TASK DESCRIPTION → Using the records below, locate all lines containing "from" and return them.

SUPPLIED DATA →
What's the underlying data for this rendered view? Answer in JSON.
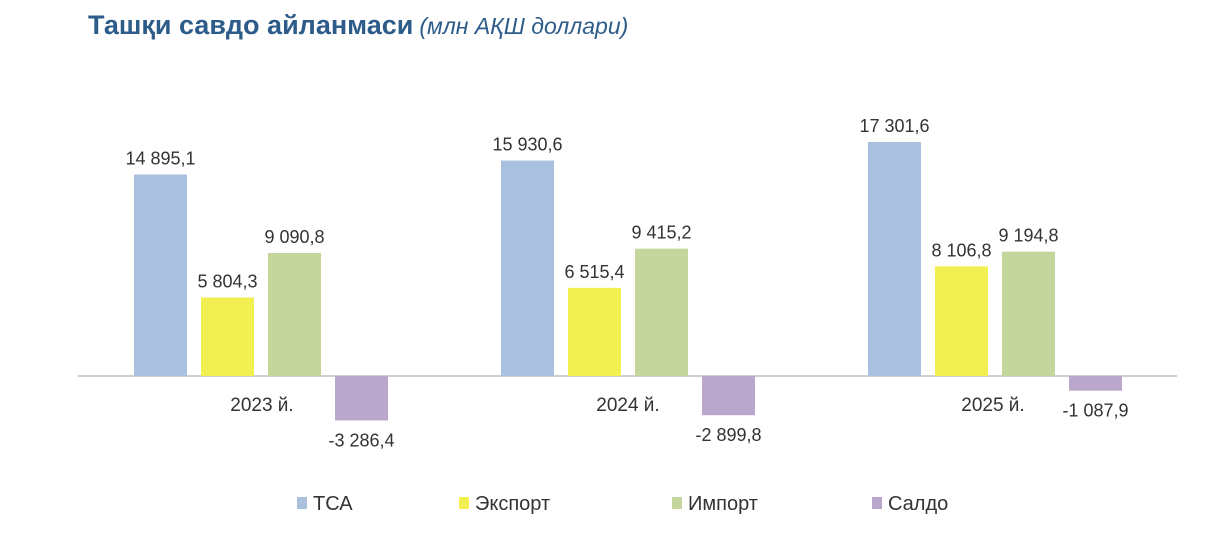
{
  "title": "Ташқи савдо айланмаси",
  "subtitle": "(млн АҚШ доллари)",
  "chart_data": {
    "type": "bar",
    "categories": [
      "2023 й.",
      "2024 й.",
      "2025 й."
    ],
    "series": [
      {
        "name": "ТСА",
        "values": [
          14895.1,
          15930.6,
          17301.6
        ],
        "labels": [
          "14 895,1",
          "15 930,6",
          "17 301,6"
        ],
        "color": "#a9c0df"
      },
      {
        "name": "Экспорт",
        "values": [
          5804.3,
          6515.4,
          8106.8
        ],
        "labels": [
          "5 804,3",
          "6 515,4",
          "8 106,8"
        ],
        "color": "#f2ef52"
      },
      {
        "name": "Импорт",
        "values": [
          9090.8,
          9415.2,
          9194.8
        ],
        "labels": [
          "9 090,8",
          "9 415,2",
          "9 194,8"
        ],
        "color": "#c4d69b"
      },
      {
        "name": "Салдо",
        "values": [
          -3286.4,
          -2899.8,
          -1087.9
        ],
        "labels": [
          "-3 286,4",
          "-2 899,8",
          "-1 087,9"
        ],
        "color": "#b9a7cc"
      }
    ],
    "ylim": [
      -3286.4,
      17301.6
    ],
    "legend_position": "bottom",
    "grid": false
  }
}
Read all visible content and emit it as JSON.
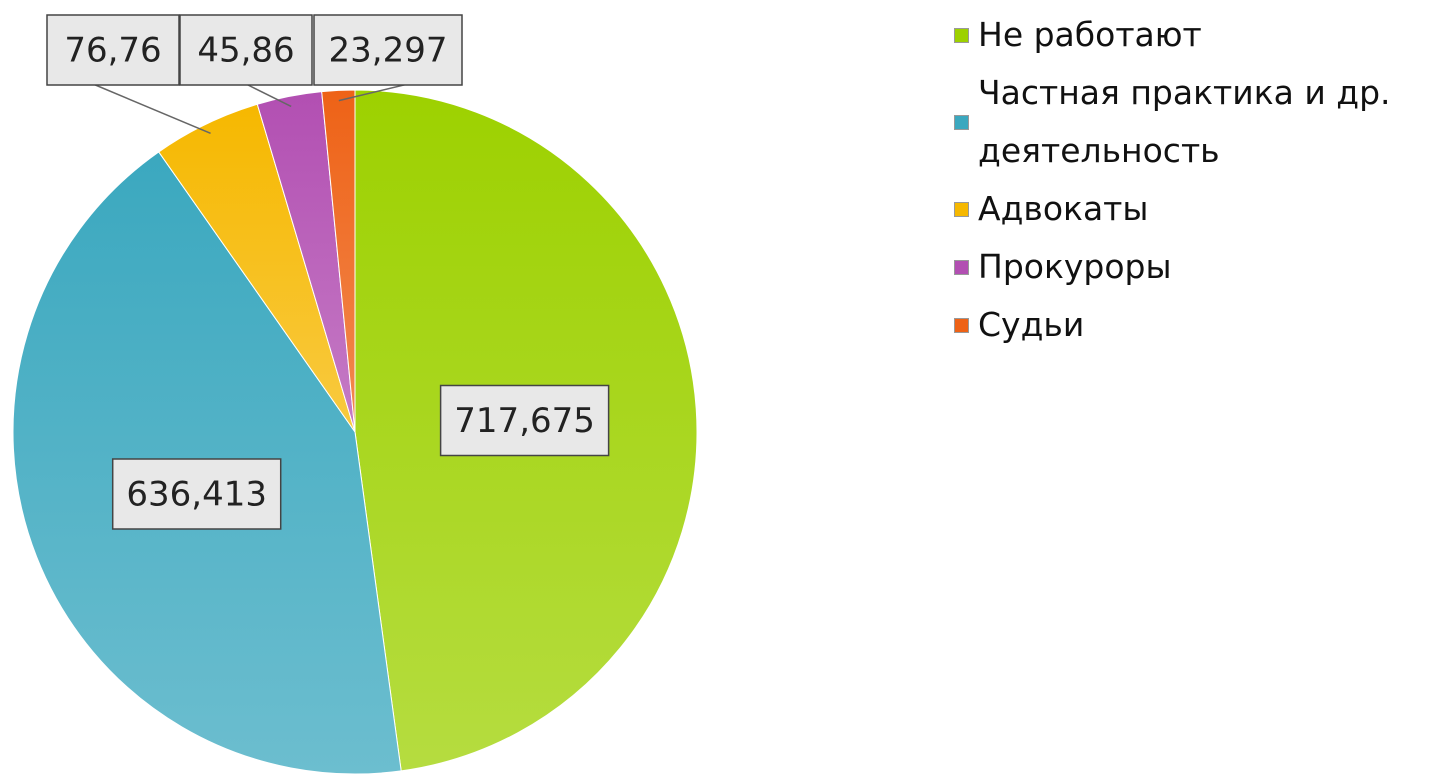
{
  "chart_data": {
    "type": "pie",
    "categories": [
      "Не работают",
      "Частная практика и др. деятельность",
      "Адвокаты",
      "Прокуроры",
      "Судьи"
    ],
    "values": [
      717.675,
      636.413,
      76.76,
      45.86,
      23.297
    ],
    "value_labels": [
      "717,675",
      "636,413",
      "76,76",
      "45,86",
      "23,297"
    ],
    "colors": [
      "#9dd100",
      "#3ba8bf",
      "#f6b800",
      "#b24fb2",
      "#ee6216"
    ],
    "legend": "right"
  }
}
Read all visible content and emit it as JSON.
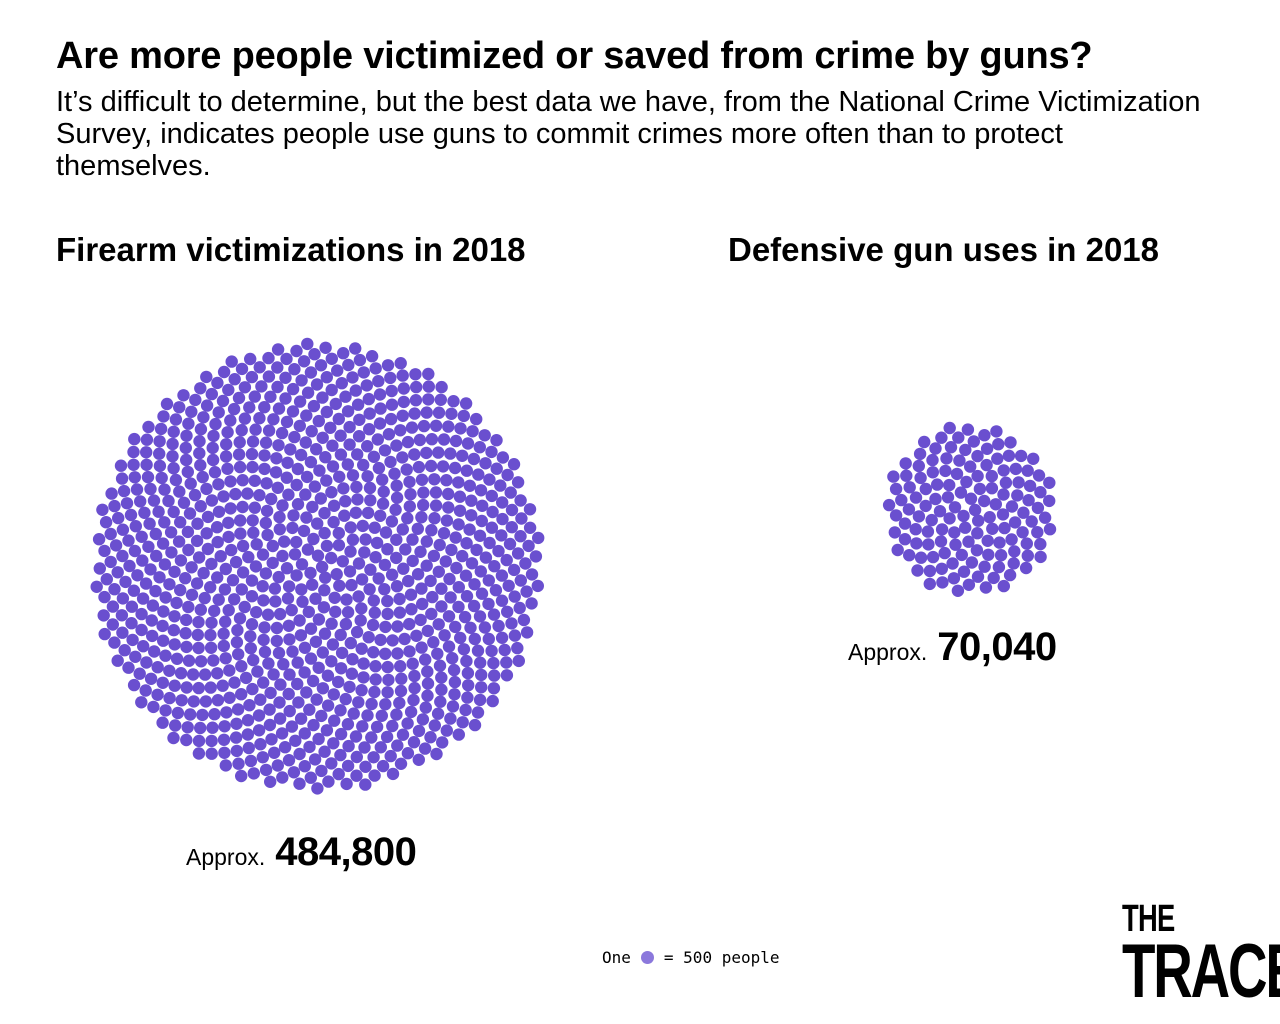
{
  "header": {
    "title": "Are more people victimized or saved from crime by guns?",
    "subtitle": "It’s difficult to determine, but the best data we have, from the National Crime Victimization Survey, indicates people use guns to commit crimes more often than to protect themselves."
  },
  "colors": {
    "dot": "#6a4fcf",
    "legend_dot": "#8b78dc"
  },
  "chart_data": {
    "type": "packed-dot",
    "unit_people_per_dot": 500,
    "series": [
      {
        "name": "Firearm victimizations in 2018",
        "value": 484800,
        "dots": 970,
        "prefix": "Approx.",
        "label": "484,800"
      },
      {
        "name": "Defensive gun uses in 2018",
        "value": 70040,
        "dots": 140,
        "prefix": "Approx.",
        "label": "70,040"
      }
    ]
  },
  "legend": {
    "one": "One",
    "equals": "= 500 people"
  },
  "logo": {
    "line1": "THE",
    "line2": "TRACE"
  }
}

RESULT BELOW →
    "title": "Are more people victimized or saved from crime by guns?",
    "subtitle": "It’s difficult to determine, but the best data we have, from the National Crime Victimization Survey, indicates people use guns to commit crimes more often than to protect themselves."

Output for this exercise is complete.